(Stored entries)
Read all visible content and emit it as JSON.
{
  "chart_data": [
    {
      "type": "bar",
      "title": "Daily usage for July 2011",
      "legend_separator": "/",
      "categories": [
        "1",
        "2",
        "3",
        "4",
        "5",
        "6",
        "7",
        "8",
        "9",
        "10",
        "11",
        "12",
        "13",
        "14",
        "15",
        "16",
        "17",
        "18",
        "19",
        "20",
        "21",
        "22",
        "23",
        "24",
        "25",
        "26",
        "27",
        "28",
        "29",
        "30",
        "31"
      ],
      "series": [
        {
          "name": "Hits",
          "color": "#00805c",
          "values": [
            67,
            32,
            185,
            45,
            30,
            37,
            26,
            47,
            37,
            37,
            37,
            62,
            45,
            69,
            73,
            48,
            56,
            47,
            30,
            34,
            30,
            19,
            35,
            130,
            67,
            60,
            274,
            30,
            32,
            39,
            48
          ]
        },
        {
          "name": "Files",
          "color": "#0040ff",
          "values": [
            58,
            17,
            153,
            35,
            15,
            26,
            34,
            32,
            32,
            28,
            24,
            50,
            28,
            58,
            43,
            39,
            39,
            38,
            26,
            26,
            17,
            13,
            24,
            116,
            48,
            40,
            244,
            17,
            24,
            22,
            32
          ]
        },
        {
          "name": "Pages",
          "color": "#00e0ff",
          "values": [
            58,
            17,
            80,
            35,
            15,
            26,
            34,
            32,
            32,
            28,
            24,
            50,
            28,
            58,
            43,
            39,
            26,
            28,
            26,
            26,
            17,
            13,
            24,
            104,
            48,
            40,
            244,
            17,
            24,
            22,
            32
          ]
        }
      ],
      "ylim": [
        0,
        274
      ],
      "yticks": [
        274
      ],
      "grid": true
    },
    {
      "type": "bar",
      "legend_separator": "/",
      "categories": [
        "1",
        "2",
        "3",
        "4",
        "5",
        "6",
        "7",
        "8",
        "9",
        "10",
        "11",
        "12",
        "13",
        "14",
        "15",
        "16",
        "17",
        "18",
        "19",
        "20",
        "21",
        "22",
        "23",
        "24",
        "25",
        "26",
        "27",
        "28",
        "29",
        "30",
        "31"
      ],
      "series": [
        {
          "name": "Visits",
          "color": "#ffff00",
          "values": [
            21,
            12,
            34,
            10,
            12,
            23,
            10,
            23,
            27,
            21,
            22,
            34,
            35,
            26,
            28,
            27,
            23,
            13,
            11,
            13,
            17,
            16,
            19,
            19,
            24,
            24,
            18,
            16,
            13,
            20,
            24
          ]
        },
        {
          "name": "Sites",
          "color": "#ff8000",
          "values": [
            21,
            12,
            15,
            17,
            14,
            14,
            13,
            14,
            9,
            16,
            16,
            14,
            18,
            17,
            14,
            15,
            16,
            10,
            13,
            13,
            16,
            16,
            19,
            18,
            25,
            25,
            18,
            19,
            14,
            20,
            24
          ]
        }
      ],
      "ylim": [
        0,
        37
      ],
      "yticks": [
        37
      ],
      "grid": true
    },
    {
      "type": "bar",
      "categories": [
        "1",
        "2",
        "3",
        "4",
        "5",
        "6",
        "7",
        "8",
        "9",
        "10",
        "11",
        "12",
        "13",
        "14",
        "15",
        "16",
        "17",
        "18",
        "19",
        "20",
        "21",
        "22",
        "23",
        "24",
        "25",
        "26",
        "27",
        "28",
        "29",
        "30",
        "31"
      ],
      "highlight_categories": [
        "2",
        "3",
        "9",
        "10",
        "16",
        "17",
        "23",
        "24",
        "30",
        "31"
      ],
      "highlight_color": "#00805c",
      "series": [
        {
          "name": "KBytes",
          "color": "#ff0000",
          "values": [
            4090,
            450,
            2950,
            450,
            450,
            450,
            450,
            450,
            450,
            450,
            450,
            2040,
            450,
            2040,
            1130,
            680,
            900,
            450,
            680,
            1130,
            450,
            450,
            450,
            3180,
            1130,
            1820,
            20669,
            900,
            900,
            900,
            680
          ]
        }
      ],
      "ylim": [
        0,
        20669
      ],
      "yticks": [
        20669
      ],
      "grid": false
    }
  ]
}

Problem details: Extract all of the data above and output it character for character.

Solution below:
Read all visible content and emit it as JSON.
{
  "chart_data": [
    {
      "type": "bar",
      "title": "Daily usage for July 2011",
      "legend_separator": "/",
      "categories": [
        "1",
        "2",
        "3",
        "4",
        "5",
        "6",
        "7",
        "8",
        "9",
        "10",
        "11",
        "12",
        "13",
        "14",
        "15",
        "16",
        "17",
        "18",
        "19",
        "20",
        "21",
        "22",
        "23",
        "24",
        "25",
        "26",
        "27",
        "28",
        "29",
        "30",
        "31"
      ],
      "series": [
        {
          "name": "Hits",
          "color": "#00805c",
          "values": [
            67,
            32,
            185,
            45,
            30,
            37,
            26,
            47,
            37,
            37,
            37,
            62,
            45,
            69,
            73,
            48,
            56,
            47,
            30,
            34,
            30,
            19,
            35,
            130,
            67,
            60,
            274,
            30,
            32,
            39,
            48
          ]
        },
        {
          "name": "Files",
          "color": "#0040ff",
          "values": [
            58,
            17,
            153,
            35,
            15,
            26,
            34,
            32,
            32,
            28,
            24,
            50,
            28,
            58,
            43,
            39,
            39,
            38,
            26,
            26,
            17,
            13,
            24,
            116,
            48,
            40,
            244,
            17,
            24,
            22,
            32
          ]
        },
        {
          "name": "Pages",
          "color": "#00e0ff",
          "values": [
            58,
            17,
            80,
            35,
            15,
            26,
            34,
            32,
            32,
            28,
            24,
            50,
            28,
            58,
            43,
            39,
            26,
            28,
            26,
            26,
            17,
            13,
            24,
            104,
            48,
            40,
            244,
            17,
            24,
            22,
            32
          ]
        }
      ],
      "ylim": [
        0,
        274
      ],
      "yticks": [
        274
      ],
      "grid": true
    },
    {
      "type": "bar",
      "legend_separator": "/",
      "categories": [
        "1",
        "2",
        "3",
        "4",
        "5",
        "6",
        "7",
        "8",
        "9",
        "10",
        "11",
        "12",
        "13",
        "14",
        "15",
        "16",
        "17",
        "18",
        "19",
        "20",
        "21",
        "22",
        "23",
        "24",
        "25",
        "26",
        "27",
        "28",
        "29",
        "30",
        "31"
      ],
      "series": [
        {
          "name": "Visits",
          "color": "#ffff00",
          "values": [
            21,
            12,
            34,
            10,
            12,
            23,
            10,
            23,
            27,
            21,
            22,
            34,
            35,
            26,
            28,
            27,
            23,
            13,
            11,
            13,
            17,
            16,
            19,
            19,
            24,
            24,
            18,
            16,
            13,
            20,
            24
          ]
        },
        {
          "name": "Sites",
          "color": "#ff8000",
          "values": [
            21,
            12,
            15,
            17,
            14,
            14,
            13,
            14,
            9,
            16,
            16,
            14,
            18,
            17,
            14,
            15,
            16,
            10,
            13,
            13,
            16,
            16,
            19,
            18,
            25,
            25,
            18,
            19,
            14,
            20,
            24
          ]
        }
      ],
      "ylim": [
        0,
        37
      ],
      "yticks": [
        37
      ],
      "grid": true
    },
    {
      "type": "bar",
      "categories": [
        "1",
        "2",
        "3",
        "4",
        "5",
        "6",
        "7",
        "8",
        "9",
        "10",
        "11",
        "12",
        "13",
        "14",
        "15",
        "16",
        "17",
        "18",
        "19",
        "20",
        "21",
        "22",
        "23",
        "24",
        "25",
        "26",
        "27",
        "28",
        "29",
        "30",
        "31"
      ],
      "highlight_categories": [
        "2",
        "3",
        "9",
        "10",
        "16",
        "17",
        "23",
        "24",
        "30",
        "31"
      ],
      "highlight_color": "#00805c",
      "series": [
        {
          "name": "KBytes",
          "color": "#ff0000",
          "values": [
            4090,
            450,
            2950,
            450,
            450,
            450,
            450,
            450,
            450,
            450,
            450,
            2040,
            450,
            2040,
            1130,
            680,
            900,
            450,
            680,
            1130,
            450,
            450,
            450,
            3180,
            1130,
            1820,
            20669,
            900,
            900,
            900,
            680
          ]
        }
      ],
      "ylim": [
        0,
        20669
      ],
      "yticks": [
        20669
      ],
      "grid": false
    }
  ]
}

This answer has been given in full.